**WORK TO DO**
Every line below is to be quoted exactly, with nothing added or dropped.

[Dataset rows about figures]
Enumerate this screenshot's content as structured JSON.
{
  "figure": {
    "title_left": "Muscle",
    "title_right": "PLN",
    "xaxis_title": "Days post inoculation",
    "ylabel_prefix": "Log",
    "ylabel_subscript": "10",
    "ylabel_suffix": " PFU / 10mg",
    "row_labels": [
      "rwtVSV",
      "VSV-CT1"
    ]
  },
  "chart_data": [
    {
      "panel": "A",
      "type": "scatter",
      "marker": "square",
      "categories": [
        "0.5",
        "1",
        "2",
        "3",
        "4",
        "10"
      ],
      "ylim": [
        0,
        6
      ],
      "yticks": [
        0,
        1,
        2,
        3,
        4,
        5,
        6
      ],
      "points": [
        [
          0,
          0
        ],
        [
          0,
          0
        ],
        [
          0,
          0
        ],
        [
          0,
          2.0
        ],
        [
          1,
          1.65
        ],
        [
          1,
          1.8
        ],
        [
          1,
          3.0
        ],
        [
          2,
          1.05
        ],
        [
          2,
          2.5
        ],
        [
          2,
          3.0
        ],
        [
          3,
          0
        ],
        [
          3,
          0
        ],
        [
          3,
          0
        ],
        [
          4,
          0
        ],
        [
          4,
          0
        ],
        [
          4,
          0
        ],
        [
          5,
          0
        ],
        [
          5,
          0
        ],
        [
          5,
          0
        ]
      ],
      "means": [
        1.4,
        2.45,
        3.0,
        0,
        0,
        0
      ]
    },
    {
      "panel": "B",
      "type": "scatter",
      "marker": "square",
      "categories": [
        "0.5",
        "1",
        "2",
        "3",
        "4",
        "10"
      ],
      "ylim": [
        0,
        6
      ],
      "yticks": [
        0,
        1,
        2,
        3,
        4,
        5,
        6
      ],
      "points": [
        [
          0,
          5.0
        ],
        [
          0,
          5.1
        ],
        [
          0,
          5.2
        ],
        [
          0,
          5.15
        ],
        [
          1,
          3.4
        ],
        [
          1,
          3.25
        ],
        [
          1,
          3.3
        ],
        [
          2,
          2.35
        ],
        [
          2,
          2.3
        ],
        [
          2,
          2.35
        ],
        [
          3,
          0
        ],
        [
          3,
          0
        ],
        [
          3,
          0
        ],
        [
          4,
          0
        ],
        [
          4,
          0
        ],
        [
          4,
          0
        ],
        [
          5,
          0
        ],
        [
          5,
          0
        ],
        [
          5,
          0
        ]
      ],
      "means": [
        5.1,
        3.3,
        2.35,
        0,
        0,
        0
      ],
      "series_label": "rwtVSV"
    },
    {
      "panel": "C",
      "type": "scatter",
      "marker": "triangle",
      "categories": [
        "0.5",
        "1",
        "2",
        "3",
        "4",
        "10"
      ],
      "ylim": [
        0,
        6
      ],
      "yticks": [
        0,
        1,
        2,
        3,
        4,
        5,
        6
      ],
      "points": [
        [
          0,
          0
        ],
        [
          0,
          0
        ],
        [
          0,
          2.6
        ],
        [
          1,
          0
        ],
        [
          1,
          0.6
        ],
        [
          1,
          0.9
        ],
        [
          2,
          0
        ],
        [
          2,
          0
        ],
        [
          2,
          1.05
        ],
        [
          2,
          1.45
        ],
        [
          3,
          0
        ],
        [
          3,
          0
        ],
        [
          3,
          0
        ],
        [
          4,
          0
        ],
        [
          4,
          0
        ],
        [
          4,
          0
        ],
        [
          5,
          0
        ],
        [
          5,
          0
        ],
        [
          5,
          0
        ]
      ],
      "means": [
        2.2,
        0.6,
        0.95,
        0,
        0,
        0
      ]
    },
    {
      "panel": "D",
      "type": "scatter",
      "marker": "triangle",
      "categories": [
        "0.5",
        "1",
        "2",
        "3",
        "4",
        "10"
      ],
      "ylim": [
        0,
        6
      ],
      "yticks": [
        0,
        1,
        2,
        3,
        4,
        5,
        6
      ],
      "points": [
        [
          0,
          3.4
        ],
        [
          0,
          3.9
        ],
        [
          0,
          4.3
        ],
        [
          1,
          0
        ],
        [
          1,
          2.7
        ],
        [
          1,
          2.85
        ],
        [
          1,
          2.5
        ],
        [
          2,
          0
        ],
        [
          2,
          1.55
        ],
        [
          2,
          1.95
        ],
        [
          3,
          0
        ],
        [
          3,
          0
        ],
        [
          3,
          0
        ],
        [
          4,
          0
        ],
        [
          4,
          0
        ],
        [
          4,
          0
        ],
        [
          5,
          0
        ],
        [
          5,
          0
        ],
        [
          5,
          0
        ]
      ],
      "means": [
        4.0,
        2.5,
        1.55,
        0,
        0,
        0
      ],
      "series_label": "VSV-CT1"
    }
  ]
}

**FULL OUTPUT**
Enumerate this screenshot's content as structured JSON.
{
  "figure": {
    "title_left": "Muscle",
    "title_right": "PLN",
    "xaxis_title": "Days post inoculation",
    "ylabel_prefix": "Log",
    "ylabel_subscript": "10",
    "ylabel_suffix": " PFU / 10mg",
    "row_labels": [
      "rwtVSV",
      "VSV-CT1"
    ]
  },
  "chart_data": [
    {
      "panel": "A",
      "type": "scatter",
      "marker": "square",
      "categories": [
        "0.5",
        "1",
        "2",
        "3",
        "4",
        "10"
      ],
      "ylim": [
        0,
        6
      ],
      "yticks": [
        0,
        1,
        2,
        3,
        4,
        5,
        6
      ],
      "points": [
        [
          0,
          0
        ],
        [
          0,
          0
        ],
        [
          0,
          0
        ],
        [
          0,
          2.0
        ],
        [
          1,
          1.65
        ],
        [
          1,
          1.8
        ],
        [
          1,
          3.0
        ],
        [
          2,
          1.05
        ],
        [
          2,
          2.5
        ],
        [
          2,
          3.0
        ],
        [
          3,
          0
        ],
        [
          3,
          0
        ],
        [
          3,
          0
        ],
        [
          4,
          0
        ],
        [
          4,
          0
        ],
        [
          4,
          0
        ],
        [
          5,
          0
        ],
        [
          5,
          0
        ],
        [
          5,
          0
        ]
      ],
      "means": [
        1.4,
        2.45,
        3.0,
        0,
        0,
        0
      ]
    },
    {
      "panel": "B",
      "type": "scatter",
      "marker": "square",
      "categories": [
        "0.5",
        "1",
        "2",
        "3",
        "4",
        "10"
      ],
      "ylim": [
        0,
        6
      ],
      "yticks": [
        0,
        1,
        2,
        3,
        4,
        5,
        6
      ],
      "points": [
        [
          0,
          5.0
        ],
        [
          0,
          5.1
        ],
        [
          0,
          5.2
        ],
        [
          0,
          5.15
        ],
        [
          1,
          3.4
        ],
        [
          1,
          3.25
        ],
        [
          1,
          3.3
        ],
        [
          2,
          2.35
        ],
        [
          2,
          2.3
        ],
        [
          2,
          2.35
        ],
        [
          3,
          0
        ],
        [
          3,
          0
        ],
        [
          3,
          0
        ],
        [
          4,
          0
        ],
        [
          4,
          0
        ],
        [
          4,
          0
        ],
        [
          5,
          0
        ],
        [
          5,
          0
        ],
        [
          5,
          0
        ]
      ],
      "means": [
        5.1,
        3.3,
        2.35,
        0,
        0,
        0
      ],
      "series_label": "rwtVSV"
    },
    {
      "panel": "C",
      "type": "scatter",
      "marker": "triangle",
      "categories": [
        "0.5",
        "1",
        "2",
        "3",
        "4",
        "10"
      ],
      "ylim": [
        0,
        6
      ],
      "yticks": [
        0,
        1,
        2,
        3,
        4,
        5,
        6
      ],
      "points": [
        [
          0,
          0
        ],
        [
          0,
          0
        ],
        [
          0,
          2.6
        ],
        [
          1,
          0
        ],
        [
          1,
          0.6
        ],
        [
          1,
          0.9
        ],
        [
          2,
          0
        ],
        [
          2,
          0
        ],
        [
          2,
          1.05
        ],
        [
          2,
          1.45
        ],
        [
          3,
          0
        ],
        [
          3,
          0
        ],
        [
          3,
          0
        ],
        [
          4,
          0
        ],
        [
          4,
          0
        ],
        [
          4,
          0
        ],
        [
          5,
          0
        ],
        [
          5,
          0
        ],
        [
          5,
          0
        ]
      ],
      "means": [
        2.2,
        0.6,
        0.95,
        0,
        0,
        0
      ]
    },
    {
      "panel": "D",
      "type": "scatter",
      "marker": "triangle",
      "categories": [
        "0.5",
        "1",
        "2",
        "3",
        "4",
        "10"
      ],
      "ylim": [
        0,
        6
      ],
      "yticks": [
        0,
        1,
        2,
        3,
        4,
        5,
        6
      ],
      "points": [
        [
          0,
          3.4
        ],
        [
          0,
          3.9
        ],
        [
          0,
          4.3
        ],
        [
          1,
          0
        ],
        [
          1,
          2.7
        ],
        [
          1,
          2.85
        ],
        [
          1,
          2.5
        ],
        [
          2,
          0
        ],
        [
          2,
          1.55
        ],
        [
          2,
          1.95
        ],
        [
          3,
          0
        ],
        [
          3,
          0
        ],
        [
          3,
          0
        ],
        [
          4,
          0
        ],
        [
          4,
          0
        ],
        [
          4,
          0
        ],
        [
          5,
          0
        ],
        [
          5,
          0
        ],
        [
          5,
          0
        ]
      ],
      "means": [
        4.0,
        2.5,
        1.55,
        0,
        0,
        0
      ],
      "series_label": "VSV-CT1"
    }
  ]
}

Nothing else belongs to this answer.